◆ Given task ◆
Exactly reproduce each record listed below.

◆ Data supplied ◆
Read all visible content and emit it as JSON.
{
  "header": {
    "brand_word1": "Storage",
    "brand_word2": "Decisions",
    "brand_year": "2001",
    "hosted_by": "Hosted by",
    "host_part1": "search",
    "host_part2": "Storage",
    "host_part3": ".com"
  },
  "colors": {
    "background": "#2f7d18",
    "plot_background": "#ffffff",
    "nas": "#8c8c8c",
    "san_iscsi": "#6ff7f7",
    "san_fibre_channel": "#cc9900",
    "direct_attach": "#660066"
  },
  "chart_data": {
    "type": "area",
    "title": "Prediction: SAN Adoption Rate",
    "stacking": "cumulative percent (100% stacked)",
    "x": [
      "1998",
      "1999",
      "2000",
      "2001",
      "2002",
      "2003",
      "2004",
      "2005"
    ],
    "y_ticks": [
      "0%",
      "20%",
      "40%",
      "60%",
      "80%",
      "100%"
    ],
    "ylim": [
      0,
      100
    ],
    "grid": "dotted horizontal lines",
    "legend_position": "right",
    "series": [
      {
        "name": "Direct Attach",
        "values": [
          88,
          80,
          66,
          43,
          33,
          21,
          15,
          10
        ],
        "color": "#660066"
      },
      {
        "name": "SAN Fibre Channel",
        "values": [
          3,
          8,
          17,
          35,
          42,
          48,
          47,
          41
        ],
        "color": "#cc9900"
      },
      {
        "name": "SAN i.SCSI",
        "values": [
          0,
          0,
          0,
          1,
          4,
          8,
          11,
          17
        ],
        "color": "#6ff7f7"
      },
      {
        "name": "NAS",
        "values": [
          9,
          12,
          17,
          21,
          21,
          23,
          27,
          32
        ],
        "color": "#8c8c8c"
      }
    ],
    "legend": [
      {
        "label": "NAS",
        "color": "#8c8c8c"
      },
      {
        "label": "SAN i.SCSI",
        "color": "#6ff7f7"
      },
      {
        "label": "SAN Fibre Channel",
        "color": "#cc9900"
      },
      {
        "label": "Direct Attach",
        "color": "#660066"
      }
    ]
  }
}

◆ Expected output ◆
Read all visible content and emit it as JSON.
{
  "header": {
    "brand_word1": "Storage",
    "brand_word2": "Decisions",
    "brand_year": "2001",
    "hosted_by": "Hosted by",
    "host_part1": "search",
    "host_part2": "Storage",
    "host_part3": ".com"
  },
  "colors": {
    "background": "#2f7d18",
    "plot_background": "#ffffff",
    "nas": "#8c8c8c",
    "san_iscsi": "#6ff7f7",
    "san_fibre_channel": "#cc9900",
    "direct_attach": "#660066"
  },
  "chart_data": {
    "type": "area",
    "title": "Prediction: SAN Adoption Rate",
    "stacking": "cumulative percent (100% stacked)",
    "x": [
      "1998",
      "1999",
      "2000",
      "2001",
      "2002",
      "2003",
      "2004",
      "2005"
    ],
    "y_ticks": [
      "0%",
      "20%",
      "40%",
      "60%",
      "80%",
      "100%"
    ],
    "ylim": [
      0,
      100
    ],
    "grid": "dotted horizontal lines",
    "legend_position": "right",
    "series": [
      {
        "name": "Direct Attach",
        "values": [
          88,
          80,
          66,
          43,
          33,
          21,
          15,
          10
        ],
        "color": "#660066"
      },
      {
        "name": "SAN Fibre Channel",
        "values": [
          3,
          8,
          17,
          35,
          42,
          48,
          47,
          41
        ],
        "color": "#cc9900"
      },
      {
        "name": "SAN i.SCSI",
        "values": [
          0,
          0,
          0,
          1,
          4,
          8,
          11,
          17
        ],
        "color": "#6ff7f7"
      },
      {
        "name": "NAS",
        "values": [
          9,
          12,
          17,
          21,
          21,
          23,
          27,
          32
        ],
        "color": "#8c8c8c"
      }
    ],
    "legend": [
      {
        "label": "NAS",
        "color": "#8c8c8c"
      },
      {
        "label": "SAN i.SCSI",
        "color": "#6ff7f7"
      },
      {
        "label": "SAN Fibre Channel",
        "color": "#cc9900"
      },
      {
        "label": "Direct Attach",
        "color": "#660066"
      }
    ]
  }
}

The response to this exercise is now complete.